● **Information provided**

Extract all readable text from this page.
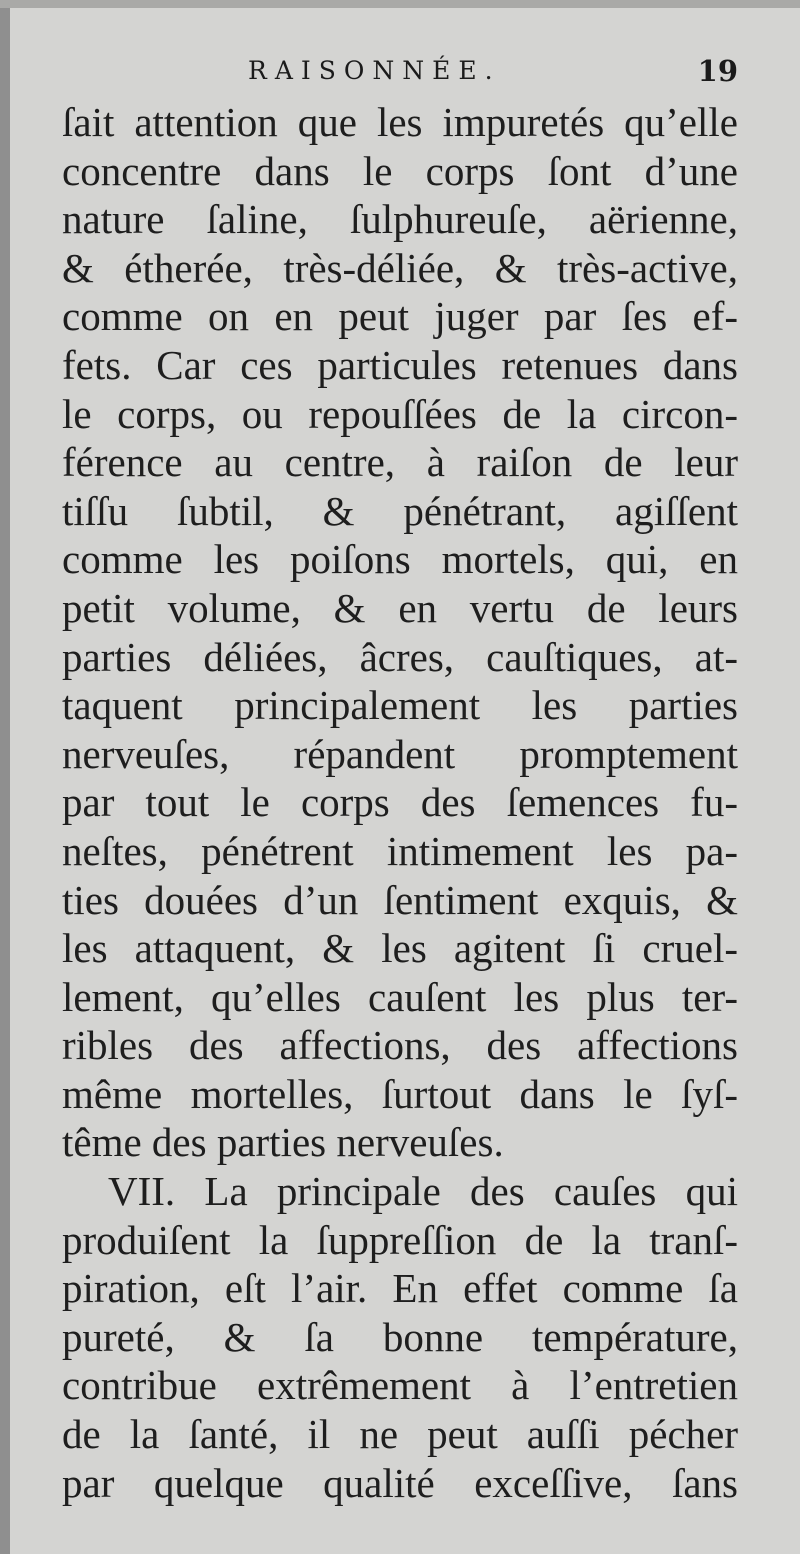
RAISONNÉE.	19
ſait attention que les impuretés qu’elle
concentre dans le corps ſont d’une
nature ſaline, ſulphureuſe, aërienne,
& étherée, très-déliée, & très-active,
comme on en peut juger par ſes ef-
fets. Car ces particules retenues dans
le corps, ou repouſſées de la circon-
férence au centre, à raiſon de leur
tiſſu ſubtil, & pénétrant, agiſſent
comme les poiſons mortels, qui, en
petit volume, & en vertu de leurs
parties déliées, âcres, cauſtiques, at-
taquent principalement les parties
nerveuſes, répandent promptement
par tout le corps des ſemences fu-
neſtes, pénétrent intimement les pa-
ties douées d’un ſentiment exquis, &
les attaquent, & les agitent ſi cruel-
lement, qu’elles cauſent les plus ter-
ribles des affections, des affections
même mortelles, ſurtout dans le ſyſ-
tême des parties nerveuſes.
VII. La principale des cauſes qui
produiſent la ſuppreſſion de la tranſ-
piration, eſt l’air. En effet comme ſa
pureté, & ſa bonne température,
contribue extrêmement à l’entretien
de la ſanté, il ne peut auſſi pécher
par quelque qualité exceſſive, ſans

● **Requirements**
Reproduce every line of the material precisely, omitting its pictures.

● **Expected output**
Extract all readable text from this page.
RAISONNÉE.	19
ſait attention que les impuretés qu’elle
concentre dans le corps ſont d’une
nature ſaline, ſulphureuſe, aërienne,
& étherée, très-déliée, & très-active,
comme on en peut juger par ſes ef-
fets. Car ces particules retenues dans
le corps, ou repouſſées de la circon-
férence au centre, à raiſon de leur
tiſſu ſubtil, & pénétrant, agiſſent
comme les poiſons mortels, qui, en
petit volume, & en vertu de leurs
parties déliées, âcres, cauſtiques, at-
taquent principalement les parties
nerveuſes, répandent promptement
par tout le corps des ſemences fu-
neſtes, pénétrent intimement les pa-
ties douées d’un ſentiment exquis, &
les attaquent, & les agitent ſi cruel-
lement, qu’elles cauſent les plus ter-
ribles des affections, des affections
même mortelles, ſurtout dans le ſyſ-
tême des parties nerveuſes.
VII. La principale des cauſes qui
produiſent la ſuppreſſion de la tranſ-
piration, eſt l’air. En effet comme ſa
pureté, & ſa bonne température,
contribue extrêmement à l’entretien
de la ſanté, il ne peut auſſi pécher
par quelque qualité exceſſive, ſans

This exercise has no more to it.